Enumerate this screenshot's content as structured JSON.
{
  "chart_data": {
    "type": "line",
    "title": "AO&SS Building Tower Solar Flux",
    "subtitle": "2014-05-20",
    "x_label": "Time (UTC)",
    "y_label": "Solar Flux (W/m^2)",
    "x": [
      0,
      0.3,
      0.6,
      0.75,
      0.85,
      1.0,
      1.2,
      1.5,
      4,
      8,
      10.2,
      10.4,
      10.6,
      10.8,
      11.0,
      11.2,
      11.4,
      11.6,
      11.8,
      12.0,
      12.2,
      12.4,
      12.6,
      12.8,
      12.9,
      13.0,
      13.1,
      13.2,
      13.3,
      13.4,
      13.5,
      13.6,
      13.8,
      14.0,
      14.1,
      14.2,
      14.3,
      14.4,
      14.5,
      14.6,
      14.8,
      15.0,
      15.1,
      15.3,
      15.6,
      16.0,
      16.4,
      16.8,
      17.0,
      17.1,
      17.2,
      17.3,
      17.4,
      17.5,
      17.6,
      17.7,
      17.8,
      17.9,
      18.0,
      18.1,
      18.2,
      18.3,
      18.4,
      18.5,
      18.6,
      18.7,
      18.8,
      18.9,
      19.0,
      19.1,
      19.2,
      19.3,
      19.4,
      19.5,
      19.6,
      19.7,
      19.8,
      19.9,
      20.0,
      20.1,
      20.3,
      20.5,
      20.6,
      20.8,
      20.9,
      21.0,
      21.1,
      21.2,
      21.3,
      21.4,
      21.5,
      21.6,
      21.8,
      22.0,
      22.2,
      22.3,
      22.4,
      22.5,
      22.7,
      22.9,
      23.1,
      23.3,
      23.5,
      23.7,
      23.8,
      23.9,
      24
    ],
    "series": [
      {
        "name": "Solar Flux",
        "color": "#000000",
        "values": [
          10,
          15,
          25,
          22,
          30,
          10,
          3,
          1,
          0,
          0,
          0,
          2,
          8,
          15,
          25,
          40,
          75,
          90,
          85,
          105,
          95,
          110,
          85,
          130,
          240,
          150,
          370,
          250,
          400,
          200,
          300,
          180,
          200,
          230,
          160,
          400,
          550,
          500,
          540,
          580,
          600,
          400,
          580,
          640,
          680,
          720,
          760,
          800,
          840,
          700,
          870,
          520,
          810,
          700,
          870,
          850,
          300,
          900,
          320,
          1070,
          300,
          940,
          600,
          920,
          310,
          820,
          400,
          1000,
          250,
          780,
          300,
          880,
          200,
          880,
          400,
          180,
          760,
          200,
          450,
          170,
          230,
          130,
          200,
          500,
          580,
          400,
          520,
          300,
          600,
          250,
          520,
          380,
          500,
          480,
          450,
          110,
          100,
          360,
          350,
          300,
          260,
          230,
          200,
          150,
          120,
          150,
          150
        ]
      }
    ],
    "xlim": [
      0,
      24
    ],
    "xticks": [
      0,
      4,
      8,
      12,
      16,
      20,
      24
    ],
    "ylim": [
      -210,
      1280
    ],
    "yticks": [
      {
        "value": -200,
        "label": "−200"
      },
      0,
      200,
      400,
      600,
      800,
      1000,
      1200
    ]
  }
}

____

The problem: Provide an exact reproduction of all the entries shown above.

Response to this exercise:
Enumerate this screenshot's content as structured JSON.
{
  "chart_data": {
    "type": "line",
    "title": "AO&SS Building Tower Solar Flux",
    "subtitle": "2014-05-20",
    "x_label": "Time (UTC)",
    "y_label": "Solar Flux (W/m^2)",
    "x": [
      0,
      0.3,
      0.6,
      0.75,
      0.85,
      1.0,
      1.2,
      1.5,
      4,
      8,
      10.2,
      10.4,
      10.6,
      10.8,
      11.0,
      11.2,
      11.4,
      11.6,
      11.8,
      12.0,
      12.2,
      12.4,
      12.6,
      12.8,
      12.9,
      13.0,
      13.1,
      13.2,
      13.3,
      13.4,
      13.5,
      13.6,
      13.8,
      14.0,
      14.1,
      14.2,
      14.3,
      14.4,
      14.5,
      14.6,
      14.8,
      15.0,
      15.1,
      15.3,
      15.6,
      16.0,
      16.4,
      16.8,
      17.0,
      17.1,
      17.2,
      17.3,
      17.4,
      17.5,
      17.6,
      17.7,
      17.8,
      17.9,
      18.0,
      18.1,
      18.2,
      18.3,
      18.4,
      18.5,
      18.6,
      18.7,
      18.8,
      18.9,
      19.0,
      19.1,
      19.2,
      19.3,
      19.4,
      19.5,
      19.6,
      19.7,
      19.8,
      19.9,
      20.0,
      20.1,
      20.3,
      20.5,
      20.6,
      20.8,
      20.9,
      21.0,
      21.1,
      21.2,
      21.3,
      21.4,
      21.5,
      21.6,
      21.8,
      22.0,
      22.2,
      22.3,
      22.4,
      22.5,
      22.7,
      22.9,
      23.1,
      23.3,
      23.5,
      23.7,
      23.8,
      23.9,
      24
    ],
    "series": [
      {
        "name": "Solar Flux",
        "color": "#000000",
        "values": [
          10,
          15,
          25,
          22,
          30,
          10,
          3,
          1,
          0,
          0,
          0,
          2,
          8,
          15,
          25,
          40,
          75,
          90,
          85,
          105,
          95,
          110,
          85,
          130,
          240,
          150,
          370,
          250,
          400,
          200,
          300,
          180,
          200,
          230,
          160,
          400,
          550,
          500,
          540,
          580,
          600,
          400,
          580,
          640,
          680,
          720,
          760,
          800,
          840,
          700,
          870,
          520,
          810,
          700,
          870,
          850,
          300,
          900,
          320,
          1070,
          300,
          940,
          600,
          920,
          310,
          820,
          400,
          1000,
          250,
          780,
          300,
          880,
          200,
          880,
          400,
          180,
          760,
          200,
          450,
          170,
          230,
          130,
          200,
          500,
          580,
          400,
          520,
          300,
          600,
          250,
          520,
          380,
          500,
          480,
          450,
          110,
          100,
          360,
          350,
          300,
          260,
          230,
          200,
          150,
          120,
          150,
          150
        ]
      }
    ],
    "xlim": [
      0,
      24
    ],
    "xticks": [
      0,
      4,
      8,
      12,
      16,
      20,
      24
    ],
    "ylim": [
      -210,
      1280
    ],
    "yticks": [
      {
        "value": -200,
        "label": "−200"
      },
      0,
      200,
      400,
      600,
      800,
      1000,
      1200
    ]
  }
}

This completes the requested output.